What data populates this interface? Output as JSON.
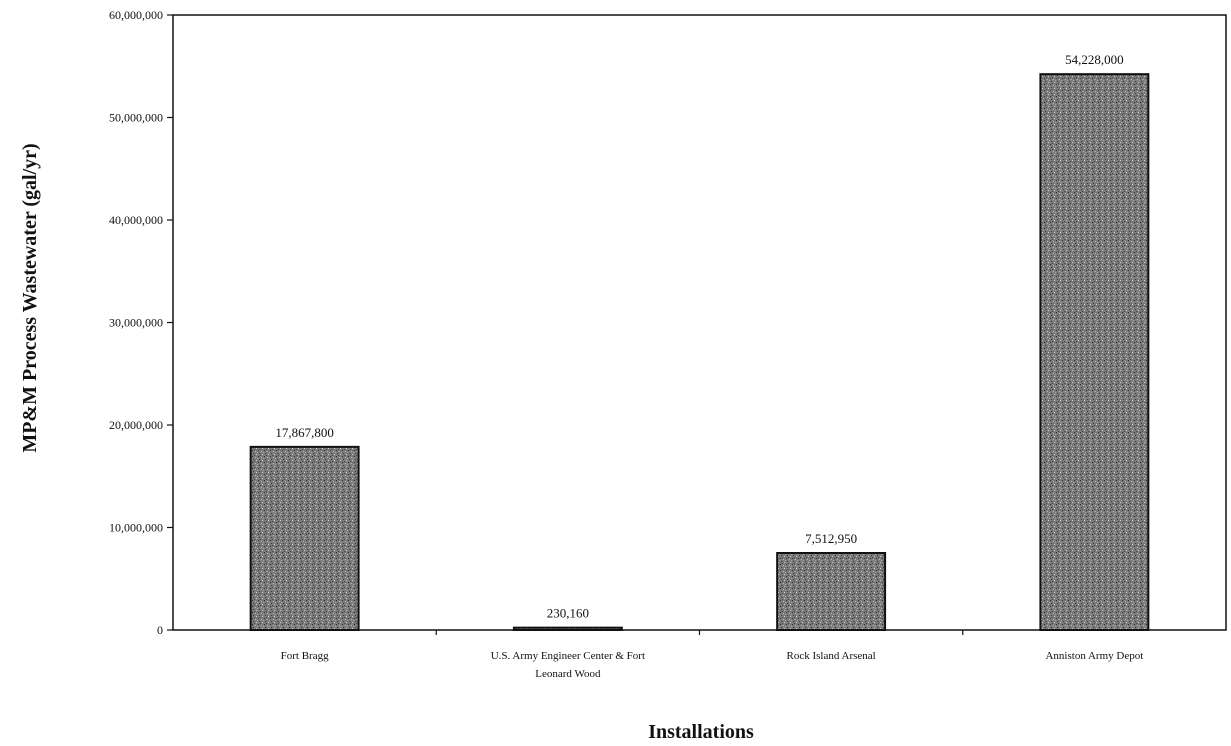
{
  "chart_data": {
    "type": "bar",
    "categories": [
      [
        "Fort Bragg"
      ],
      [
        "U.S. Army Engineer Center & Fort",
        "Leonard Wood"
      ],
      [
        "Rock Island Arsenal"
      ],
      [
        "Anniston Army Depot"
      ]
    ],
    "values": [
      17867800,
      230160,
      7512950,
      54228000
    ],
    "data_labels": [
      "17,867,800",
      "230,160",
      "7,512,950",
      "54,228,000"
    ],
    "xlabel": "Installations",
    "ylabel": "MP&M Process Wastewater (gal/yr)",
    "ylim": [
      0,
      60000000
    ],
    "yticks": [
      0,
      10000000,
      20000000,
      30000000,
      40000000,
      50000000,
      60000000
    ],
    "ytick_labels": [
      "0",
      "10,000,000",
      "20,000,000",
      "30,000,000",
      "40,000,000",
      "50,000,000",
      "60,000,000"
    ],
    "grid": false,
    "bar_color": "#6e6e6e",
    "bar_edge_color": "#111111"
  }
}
...
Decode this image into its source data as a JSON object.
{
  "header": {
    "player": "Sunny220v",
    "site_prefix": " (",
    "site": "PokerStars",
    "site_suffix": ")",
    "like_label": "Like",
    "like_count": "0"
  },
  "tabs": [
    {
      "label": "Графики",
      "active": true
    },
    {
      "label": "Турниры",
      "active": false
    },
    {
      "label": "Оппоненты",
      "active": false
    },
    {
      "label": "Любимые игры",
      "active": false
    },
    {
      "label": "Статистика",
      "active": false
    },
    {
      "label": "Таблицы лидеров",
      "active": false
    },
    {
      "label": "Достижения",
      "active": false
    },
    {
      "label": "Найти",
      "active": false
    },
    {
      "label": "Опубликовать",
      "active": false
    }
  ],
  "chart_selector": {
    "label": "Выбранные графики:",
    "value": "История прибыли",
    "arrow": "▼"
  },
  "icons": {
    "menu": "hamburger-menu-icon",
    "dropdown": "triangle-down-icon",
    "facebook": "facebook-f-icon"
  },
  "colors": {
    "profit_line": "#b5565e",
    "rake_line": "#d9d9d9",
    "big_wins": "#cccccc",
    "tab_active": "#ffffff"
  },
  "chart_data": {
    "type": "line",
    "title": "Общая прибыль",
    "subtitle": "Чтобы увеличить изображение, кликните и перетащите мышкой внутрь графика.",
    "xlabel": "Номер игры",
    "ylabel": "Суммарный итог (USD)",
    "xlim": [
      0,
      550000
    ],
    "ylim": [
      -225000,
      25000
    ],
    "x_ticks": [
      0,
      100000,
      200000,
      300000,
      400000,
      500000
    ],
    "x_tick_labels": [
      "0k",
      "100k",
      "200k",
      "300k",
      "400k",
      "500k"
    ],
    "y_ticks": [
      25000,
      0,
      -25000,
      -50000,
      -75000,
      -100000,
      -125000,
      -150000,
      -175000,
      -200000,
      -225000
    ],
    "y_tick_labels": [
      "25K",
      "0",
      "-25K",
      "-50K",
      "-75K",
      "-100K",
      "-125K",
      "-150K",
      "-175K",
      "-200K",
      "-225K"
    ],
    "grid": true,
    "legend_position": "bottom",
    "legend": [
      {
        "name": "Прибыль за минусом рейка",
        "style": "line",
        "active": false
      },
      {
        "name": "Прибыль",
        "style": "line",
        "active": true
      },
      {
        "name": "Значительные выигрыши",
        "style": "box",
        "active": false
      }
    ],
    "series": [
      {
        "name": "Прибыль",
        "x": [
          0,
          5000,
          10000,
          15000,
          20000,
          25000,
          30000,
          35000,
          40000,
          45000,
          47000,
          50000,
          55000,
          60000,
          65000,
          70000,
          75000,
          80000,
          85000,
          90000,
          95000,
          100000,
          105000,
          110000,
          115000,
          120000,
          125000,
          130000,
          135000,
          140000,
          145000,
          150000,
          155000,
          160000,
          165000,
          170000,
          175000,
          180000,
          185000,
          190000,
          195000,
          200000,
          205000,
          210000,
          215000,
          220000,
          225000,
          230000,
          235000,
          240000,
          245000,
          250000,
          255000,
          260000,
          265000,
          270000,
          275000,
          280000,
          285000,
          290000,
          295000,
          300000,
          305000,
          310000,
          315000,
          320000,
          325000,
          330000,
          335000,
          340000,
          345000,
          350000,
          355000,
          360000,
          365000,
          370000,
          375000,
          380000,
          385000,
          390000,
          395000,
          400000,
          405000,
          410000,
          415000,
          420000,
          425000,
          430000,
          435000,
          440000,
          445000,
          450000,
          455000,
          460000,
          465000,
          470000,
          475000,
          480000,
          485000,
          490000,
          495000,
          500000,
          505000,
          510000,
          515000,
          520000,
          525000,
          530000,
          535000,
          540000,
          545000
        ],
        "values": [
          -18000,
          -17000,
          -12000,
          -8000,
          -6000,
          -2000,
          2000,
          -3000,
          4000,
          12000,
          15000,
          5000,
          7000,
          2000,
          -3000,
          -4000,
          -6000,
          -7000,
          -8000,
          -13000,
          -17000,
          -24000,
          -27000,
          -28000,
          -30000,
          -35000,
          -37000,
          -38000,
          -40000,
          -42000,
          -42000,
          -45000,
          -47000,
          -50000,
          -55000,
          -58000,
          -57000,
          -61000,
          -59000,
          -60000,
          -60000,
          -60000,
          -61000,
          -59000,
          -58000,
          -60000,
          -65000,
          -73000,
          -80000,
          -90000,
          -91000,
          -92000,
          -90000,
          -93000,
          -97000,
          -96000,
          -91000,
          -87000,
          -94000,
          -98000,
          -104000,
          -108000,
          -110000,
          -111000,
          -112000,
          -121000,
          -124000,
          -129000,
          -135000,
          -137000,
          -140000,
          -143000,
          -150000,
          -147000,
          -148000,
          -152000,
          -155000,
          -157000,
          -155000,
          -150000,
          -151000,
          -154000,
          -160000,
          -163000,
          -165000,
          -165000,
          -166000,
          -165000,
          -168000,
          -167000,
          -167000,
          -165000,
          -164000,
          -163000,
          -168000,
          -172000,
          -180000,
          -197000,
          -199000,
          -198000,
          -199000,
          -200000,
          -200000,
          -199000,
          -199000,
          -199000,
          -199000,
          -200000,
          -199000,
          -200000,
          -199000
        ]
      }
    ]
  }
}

**INSTRUCTIONS TO FOLLOW:**
Determine how many lines in the listing above hold the word "xlabel", answering with the number only.

**SOLUTION TO THE PROBLEM:**
2